EXERCISE DIRECTIONS » How many lines of the entries below include the word "zakupu"? Answer with the number alone.

* Begin DATASET RECORDS *

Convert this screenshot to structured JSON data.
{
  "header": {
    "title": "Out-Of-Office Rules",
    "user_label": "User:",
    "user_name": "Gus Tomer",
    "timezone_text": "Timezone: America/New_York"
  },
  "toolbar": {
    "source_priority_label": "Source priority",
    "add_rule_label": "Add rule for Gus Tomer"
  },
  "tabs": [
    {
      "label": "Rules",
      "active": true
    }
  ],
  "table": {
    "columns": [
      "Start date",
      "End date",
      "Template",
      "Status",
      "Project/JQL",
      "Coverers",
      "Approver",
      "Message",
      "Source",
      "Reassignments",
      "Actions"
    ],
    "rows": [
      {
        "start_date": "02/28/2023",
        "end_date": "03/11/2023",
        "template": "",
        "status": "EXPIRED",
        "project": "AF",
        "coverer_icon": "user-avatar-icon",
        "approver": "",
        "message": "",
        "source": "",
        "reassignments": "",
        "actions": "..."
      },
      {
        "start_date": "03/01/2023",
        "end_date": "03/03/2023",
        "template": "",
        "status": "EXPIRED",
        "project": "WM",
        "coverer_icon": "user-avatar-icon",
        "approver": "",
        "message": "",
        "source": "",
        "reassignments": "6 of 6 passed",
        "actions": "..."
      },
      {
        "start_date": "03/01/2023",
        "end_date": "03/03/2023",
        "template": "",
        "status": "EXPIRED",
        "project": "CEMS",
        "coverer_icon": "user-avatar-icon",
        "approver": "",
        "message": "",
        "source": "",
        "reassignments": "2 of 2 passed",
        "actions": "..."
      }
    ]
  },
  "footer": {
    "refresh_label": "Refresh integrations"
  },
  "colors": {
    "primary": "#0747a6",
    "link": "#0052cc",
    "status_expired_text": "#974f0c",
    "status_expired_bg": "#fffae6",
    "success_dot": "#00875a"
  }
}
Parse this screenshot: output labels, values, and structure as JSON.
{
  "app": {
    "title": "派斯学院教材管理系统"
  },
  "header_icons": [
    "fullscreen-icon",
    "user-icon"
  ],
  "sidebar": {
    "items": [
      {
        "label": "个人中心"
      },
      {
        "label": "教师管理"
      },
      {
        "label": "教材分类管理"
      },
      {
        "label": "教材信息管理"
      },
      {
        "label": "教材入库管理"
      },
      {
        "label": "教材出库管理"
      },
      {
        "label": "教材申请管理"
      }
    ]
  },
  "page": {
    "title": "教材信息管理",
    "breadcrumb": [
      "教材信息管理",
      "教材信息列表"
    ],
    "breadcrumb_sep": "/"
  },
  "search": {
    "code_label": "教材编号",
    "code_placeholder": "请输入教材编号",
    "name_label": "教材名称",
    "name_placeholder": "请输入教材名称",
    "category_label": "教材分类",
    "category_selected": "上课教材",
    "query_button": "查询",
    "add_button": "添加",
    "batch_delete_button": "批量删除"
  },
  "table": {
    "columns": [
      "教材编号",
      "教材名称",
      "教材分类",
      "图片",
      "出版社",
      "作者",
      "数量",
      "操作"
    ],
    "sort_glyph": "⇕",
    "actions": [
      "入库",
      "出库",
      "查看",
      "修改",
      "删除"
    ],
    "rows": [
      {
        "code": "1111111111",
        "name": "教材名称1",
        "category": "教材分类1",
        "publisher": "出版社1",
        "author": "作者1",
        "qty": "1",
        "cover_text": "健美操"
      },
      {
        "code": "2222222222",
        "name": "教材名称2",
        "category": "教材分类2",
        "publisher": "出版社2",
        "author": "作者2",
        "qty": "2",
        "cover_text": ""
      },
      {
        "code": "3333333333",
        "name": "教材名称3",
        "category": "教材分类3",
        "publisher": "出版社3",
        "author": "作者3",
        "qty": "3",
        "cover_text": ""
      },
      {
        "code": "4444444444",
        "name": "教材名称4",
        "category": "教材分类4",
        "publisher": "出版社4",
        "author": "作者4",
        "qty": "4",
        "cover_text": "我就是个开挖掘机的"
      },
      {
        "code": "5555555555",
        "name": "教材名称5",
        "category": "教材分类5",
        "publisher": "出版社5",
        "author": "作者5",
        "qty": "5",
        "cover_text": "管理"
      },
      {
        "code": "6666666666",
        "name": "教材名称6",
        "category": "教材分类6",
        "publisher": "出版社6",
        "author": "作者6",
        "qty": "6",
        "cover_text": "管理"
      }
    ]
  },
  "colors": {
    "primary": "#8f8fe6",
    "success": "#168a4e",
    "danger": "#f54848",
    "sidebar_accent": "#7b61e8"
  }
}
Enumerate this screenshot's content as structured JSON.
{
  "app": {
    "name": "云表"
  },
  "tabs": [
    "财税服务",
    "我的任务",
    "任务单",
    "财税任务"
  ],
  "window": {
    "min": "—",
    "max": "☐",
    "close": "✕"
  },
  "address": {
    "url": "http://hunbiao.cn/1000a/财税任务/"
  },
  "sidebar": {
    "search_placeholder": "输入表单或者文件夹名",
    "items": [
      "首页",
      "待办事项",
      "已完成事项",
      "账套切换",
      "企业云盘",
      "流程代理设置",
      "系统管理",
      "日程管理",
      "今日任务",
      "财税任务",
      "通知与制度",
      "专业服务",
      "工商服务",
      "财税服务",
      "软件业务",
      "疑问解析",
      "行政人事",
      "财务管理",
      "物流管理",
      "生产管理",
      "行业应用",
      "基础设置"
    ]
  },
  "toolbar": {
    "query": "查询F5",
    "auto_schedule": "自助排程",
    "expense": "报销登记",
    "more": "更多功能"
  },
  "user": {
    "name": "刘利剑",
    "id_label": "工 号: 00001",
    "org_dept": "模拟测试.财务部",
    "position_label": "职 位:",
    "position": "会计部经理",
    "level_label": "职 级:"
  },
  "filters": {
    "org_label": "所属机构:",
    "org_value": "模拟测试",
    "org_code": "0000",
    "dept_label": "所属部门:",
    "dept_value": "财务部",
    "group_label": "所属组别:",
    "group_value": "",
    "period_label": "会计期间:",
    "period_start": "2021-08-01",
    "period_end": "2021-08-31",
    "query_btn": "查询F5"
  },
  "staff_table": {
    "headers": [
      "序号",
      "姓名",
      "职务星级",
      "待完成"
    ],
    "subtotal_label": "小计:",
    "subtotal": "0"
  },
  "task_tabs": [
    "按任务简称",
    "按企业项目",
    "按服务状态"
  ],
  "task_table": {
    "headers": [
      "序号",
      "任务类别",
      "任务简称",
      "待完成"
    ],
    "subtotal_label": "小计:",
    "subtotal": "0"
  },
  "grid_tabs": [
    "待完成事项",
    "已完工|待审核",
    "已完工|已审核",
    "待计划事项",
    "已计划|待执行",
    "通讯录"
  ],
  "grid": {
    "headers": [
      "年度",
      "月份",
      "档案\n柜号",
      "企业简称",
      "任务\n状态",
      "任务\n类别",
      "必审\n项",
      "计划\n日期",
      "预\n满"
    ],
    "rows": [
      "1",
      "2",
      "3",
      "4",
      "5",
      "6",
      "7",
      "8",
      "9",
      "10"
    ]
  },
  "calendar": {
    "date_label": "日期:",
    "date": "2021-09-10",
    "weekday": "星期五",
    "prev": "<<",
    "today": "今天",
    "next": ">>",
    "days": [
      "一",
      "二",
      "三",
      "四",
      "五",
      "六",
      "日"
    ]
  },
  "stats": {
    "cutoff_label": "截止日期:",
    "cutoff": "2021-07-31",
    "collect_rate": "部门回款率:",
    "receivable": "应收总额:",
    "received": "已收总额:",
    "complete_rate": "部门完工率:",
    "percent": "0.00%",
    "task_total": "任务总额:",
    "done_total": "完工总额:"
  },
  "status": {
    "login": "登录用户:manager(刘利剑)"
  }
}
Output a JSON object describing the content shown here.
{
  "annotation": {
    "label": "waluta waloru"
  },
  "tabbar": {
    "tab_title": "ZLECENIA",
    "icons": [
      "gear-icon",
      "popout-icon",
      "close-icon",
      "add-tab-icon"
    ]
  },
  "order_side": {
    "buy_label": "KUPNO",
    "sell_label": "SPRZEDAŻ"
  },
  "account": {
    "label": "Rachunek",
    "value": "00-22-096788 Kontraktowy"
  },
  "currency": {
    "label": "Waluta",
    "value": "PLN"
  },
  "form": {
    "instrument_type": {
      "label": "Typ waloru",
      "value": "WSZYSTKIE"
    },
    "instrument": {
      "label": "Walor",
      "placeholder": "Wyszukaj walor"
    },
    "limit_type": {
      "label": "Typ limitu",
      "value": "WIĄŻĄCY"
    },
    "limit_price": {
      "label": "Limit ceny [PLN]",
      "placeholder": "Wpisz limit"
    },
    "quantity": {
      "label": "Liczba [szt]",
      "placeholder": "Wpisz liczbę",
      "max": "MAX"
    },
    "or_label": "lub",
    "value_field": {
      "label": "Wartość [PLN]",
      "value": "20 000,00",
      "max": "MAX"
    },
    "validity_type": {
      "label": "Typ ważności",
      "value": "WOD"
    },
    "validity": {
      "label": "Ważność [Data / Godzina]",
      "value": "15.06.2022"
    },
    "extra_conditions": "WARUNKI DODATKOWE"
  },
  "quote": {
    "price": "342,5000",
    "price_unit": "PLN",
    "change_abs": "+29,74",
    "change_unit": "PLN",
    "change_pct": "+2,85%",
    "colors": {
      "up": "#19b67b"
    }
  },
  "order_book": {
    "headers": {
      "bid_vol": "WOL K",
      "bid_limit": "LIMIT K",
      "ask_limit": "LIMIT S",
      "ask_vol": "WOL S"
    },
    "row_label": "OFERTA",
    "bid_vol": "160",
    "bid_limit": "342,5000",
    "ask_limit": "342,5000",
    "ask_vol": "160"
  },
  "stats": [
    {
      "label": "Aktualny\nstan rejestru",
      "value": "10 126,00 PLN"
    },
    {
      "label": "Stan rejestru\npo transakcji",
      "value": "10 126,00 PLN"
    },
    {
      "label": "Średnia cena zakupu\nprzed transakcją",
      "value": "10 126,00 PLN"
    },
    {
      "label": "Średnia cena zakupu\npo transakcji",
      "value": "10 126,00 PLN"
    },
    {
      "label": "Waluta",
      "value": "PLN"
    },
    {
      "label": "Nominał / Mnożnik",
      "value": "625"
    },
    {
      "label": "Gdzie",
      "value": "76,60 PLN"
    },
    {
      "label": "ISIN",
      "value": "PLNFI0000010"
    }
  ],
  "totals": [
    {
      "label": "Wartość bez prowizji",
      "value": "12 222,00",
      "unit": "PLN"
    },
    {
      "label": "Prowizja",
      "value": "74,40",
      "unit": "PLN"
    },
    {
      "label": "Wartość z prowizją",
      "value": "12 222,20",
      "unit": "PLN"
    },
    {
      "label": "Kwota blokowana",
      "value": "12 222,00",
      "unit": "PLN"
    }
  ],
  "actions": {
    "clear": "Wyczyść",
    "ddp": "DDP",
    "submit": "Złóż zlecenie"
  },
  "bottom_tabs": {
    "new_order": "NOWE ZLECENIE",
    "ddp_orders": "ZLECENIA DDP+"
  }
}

* End DATASET RECORDS *

SOLVED EXERCISE » 2